Document passage ▸
The pip install -r requirements.txt step in your workflow benefits from caching. However, the setup-python action doesn't control pip's behavior, and cannot reduce the number of "Collecting" and "Using" lines that you're seeing.

However, "Collecting" and "Using" aren't actually consuming much time -- it's the installation itself that consumes the vast majority of time. You can verify this by reviewing the raw logs, which contain a timestamp for every output line:

image

Looking at those raw logs, pip spends ~6 seconds (from 2024-05-06T02:41:05.2881468Z to 2024-05-06T02:41:11.4118495Z) printing "Collecting" and "Using" lines. It then spends ~26 seconds (from 2024-05-06T02:41:11.4118495Z to 2024-05-06T02:41:37.9340734Z) actually installing your dependencies.

Best practice

My recommendation is to disable setup-python's pip caching entirely and focus exclusively on caching an entire virtual environment.

    steps:
      - uses: actions/checkout@v4
      - uses: actions/setup-python@v5
        id: setup-python
        with:
          python-version: "3.11"

      # Write the exact Python version to a file for cache-busting.
      - run: |
          echo "${{ steps.setup-python.outputs.python-version }}" > ".installed-python"

      # THIS! This is where you'll save all your time!
      # Never cache pip dependencies! Cache virtual environments!
      - uses: "actions/cache@v4"
        id: "restore-cache"
        with:
          key: "venv-${{ hashFiles('.installed-python', 'requirements.txt') }}"
          path: |
            .venv/

      # If Python 3.11.x upgrades to 3.11.y, or if requirements.txt gets updated,
      # the cache lookup above will miss, and the venv needs to be recreated.
      - name: "Create a virtual environment"
        if: "steps.restore-cache.outputs.cache-hit == false"
        run: |
          python -m venv .venv
          .venv/bin/python -m pip install --upgrade pip setuptools wheel
          .venv/bin/python -m pip install -r requirements.txt

      - run: .venv/bin/python src/main.py

Caching an entire virtual environment is going to save you a ton of time. The only thing you need to watch out for is cache-busting. The example above busts the cache based on the exact Python version (like "3.11.7") and based on your requirements.txt file. If you're running this workflow on multiple platforms you'll need to include that in the cache key, too.

@HarithaVattikuti I think that this ticket can be closed; the report is referring to pip behavior, not setup-python behavior.

Supplied records ▸
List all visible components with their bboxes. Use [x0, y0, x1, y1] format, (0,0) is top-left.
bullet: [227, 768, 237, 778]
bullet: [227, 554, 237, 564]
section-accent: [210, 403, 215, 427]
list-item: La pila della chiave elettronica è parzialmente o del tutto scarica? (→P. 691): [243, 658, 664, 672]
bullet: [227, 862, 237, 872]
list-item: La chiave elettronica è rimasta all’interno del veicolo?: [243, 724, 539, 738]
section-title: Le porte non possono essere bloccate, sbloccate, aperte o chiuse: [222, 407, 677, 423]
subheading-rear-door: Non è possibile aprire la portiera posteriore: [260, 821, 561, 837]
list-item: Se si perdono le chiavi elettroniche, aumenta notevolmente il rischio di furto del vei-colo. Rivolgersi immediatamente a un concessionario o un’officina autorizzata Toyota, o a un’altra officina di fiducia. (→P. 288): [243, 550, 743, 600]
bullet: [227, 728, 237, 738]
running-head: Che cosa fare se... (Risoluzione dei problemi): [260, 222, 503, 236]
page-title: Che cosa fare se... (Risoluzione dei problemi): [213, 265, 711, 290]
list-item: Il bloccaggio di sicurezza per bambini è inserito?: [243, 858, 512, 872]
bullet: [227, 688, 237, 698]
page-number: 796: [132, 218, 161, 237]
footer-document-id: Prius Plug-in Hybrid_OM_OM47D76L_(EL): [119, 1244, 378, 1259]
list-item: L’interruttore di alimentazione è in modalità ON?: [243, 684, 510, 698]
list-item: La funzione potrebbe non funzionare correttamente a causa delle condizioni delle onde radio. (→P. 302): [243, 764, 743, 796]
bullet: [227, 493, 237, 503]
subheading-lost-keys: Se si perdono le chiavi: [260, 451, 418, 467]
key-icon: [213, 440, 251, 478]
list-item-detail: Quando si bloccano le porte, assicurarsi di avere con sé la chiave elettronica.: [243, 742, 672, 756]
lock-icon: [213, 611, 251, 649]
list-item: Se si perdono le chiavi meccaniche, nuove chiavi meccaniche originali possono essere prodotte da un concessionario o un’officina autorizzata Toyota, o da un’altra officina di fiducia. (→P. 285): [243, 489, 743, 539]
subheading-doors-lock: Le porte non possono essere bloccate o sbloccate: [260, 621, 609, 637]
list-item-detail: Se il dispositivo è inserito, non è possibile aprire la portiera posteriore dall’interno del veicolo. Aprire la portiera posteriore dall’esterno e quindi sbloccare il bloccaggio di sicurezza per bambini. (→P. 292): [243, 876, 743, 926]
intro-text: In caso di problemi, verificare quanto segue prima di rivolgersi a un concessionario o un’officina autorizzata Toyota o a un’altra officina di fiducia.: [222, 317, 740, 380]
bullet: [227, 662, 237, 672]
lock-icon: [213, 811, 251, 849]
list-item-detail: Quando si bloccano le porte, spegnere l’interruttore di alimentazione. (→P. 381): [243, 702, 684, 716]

Things to do ▸
- A) In the pip caching discussion, about how many seconds does pip spend actually installing the dependencies?
- B) Starting at the first row and ending at the row that contains "list-item: Se si perdono le chiavi meccaniche, nuove", update the rows by swapping "bullet" for "dot". Give back only those rows, otherwise unchanged.

Solutions to the exercise ▸
- A) About 26 seconds.

- B)
List all visible components with their bboxes. Use [x0, y0, x1, y1] format, (0,0) is top-left.
dot: [227, 768, 237, 778]
dot: [227, 554, 237, 564]
section-accent: [210, 403, 215, 427]
list-item: La pila della chiave elettronica è parzialmente o del tutto scarica? (→P. 691): [243, 658, 664, 672]
dot: [227, 862, 237, 872]
list-item: La chiave elettronica è rimasta all’interno del veicolo?: [243, 724, 539, 738]
section-title: Le porte non possono essere bloccate, sbloccate, aperte o chiuse: [222, 407, 677, 423]
subheading-rear-door: Non è possibile aprire la portiera posteriore: [260, 821, 561, 837]
list-item: Se si perdono le chiavi elettroniche, aumenta notevolmente il rischio di furto del vei-colo. Rivolgersi immediatamente a un concessionario o un’officina autorizzata Toyota, o a un’altra officina di fiducia. (→P. 288): [243, 550, 743, 600]
dot: [227, 728, 237, 738]
running-head: Che cosa fare se... (Risoluzione dei problemi): [260, 222, 503, 236]
page-title: Che cosa fare se... (Risoluzione dei problemi): [213, 265, 711, 290]
list-item: Il bloccaggio di sicurezza per bambini è inserito?: [243, 858, 512, 872]
dot: [227, 688, 237, 698]
page-number: 796: [132, 218, 161, 237]
footer-document-id: Prius Plug-in Hybrid_OM_OM47D76L_(EL): [119, 1244, 378, 1259]
list-item: L’interruttore di alimentazione è in modalità ON?: [243, 684, 510, 698]
list-item: La funzione potrebbe non funzionare correttamente a causa delle condizioni delle onde radio. (→P. 302): [243, 764, 743, 796]
dot: [227, 493, 237, 503]
subheading-lost-keys: Se si perdono le chiavi: [260, 451, 418, 467]
key-icon: [213, 440, 251, 478]
list-item-detail: Quando si bloccano le porte, assicurarsi di avere con sé la chiave elettronica.: [243, 742, 672, 756]
lock-icon: [213, 611, 251, 649]
list-item: Se si perdono le chiavi meccaniche, nuove chiavi meccaniche originali possono essere prodotte da un concessionario o un’officina autorizzata Toyota, o da un’altra officina di fiducia. (→P. 285): [243, 489, 743, 539]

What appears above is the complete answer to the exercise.